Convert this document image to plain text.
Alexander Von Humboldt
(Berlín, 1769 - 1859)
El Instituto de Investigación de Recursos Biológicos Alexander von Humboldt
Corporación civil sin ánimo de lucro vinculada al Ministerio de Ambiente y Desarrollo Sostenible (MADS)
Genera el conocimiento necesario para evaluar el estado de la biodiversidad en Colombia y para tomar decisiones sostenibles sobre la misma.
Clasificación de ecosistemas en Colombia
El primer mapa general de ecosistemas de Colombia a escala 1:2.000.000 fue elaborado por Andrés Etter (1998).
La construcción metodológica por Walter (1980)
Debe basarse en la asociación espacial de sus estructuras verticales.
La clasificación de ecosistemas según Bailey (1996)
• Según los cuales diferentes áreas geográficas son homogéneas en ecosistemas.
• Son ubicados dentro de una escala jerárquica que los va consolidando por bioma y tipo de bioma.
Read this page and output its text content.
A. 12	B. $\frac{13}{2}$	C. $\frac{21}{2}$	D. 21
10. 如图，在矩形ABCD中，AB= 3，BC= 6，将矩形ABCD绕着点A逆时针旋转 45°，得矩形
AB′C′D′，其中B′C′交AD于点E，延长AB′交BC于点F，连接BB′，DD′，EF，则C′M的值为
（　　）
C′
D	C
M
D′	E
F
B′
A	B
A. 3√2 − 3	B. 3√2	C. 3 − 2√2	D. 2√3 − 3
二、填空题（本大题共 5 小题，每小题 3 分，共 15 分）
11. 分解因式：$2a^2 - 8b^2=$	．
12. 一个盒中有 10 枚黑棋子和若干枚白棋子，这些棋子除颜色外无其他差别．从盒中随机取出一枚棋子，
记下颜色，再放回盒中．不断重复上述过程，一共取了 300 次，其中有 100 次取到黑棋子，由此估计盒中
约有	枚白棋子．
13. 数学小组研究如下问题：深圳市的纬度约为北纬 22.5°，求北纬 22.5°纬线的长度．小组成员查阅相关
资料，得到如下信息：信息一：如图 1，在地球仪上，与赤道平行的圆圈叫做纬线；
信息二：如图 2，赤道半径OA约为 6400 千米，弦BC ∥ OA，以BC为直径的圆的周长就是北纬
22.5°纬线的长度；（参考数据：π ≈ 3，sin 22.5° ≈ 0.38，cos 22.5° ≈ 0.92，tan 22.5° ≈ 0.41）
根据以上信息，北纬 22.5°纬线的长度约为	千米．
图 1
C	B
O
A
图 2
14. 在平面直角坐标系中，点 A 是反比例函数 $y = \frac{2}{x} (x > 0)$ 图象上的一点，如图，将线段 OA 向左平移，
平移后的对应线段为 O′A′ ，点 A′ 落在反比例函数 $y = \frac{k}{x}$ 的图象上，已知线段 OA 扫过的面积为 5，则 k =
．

------------------------

#### PROBLEM DESCRIPTION:
Find how many lines of the listing include the string "this" and give that number, nothing else.

#### CORRECT OUTPUT:
2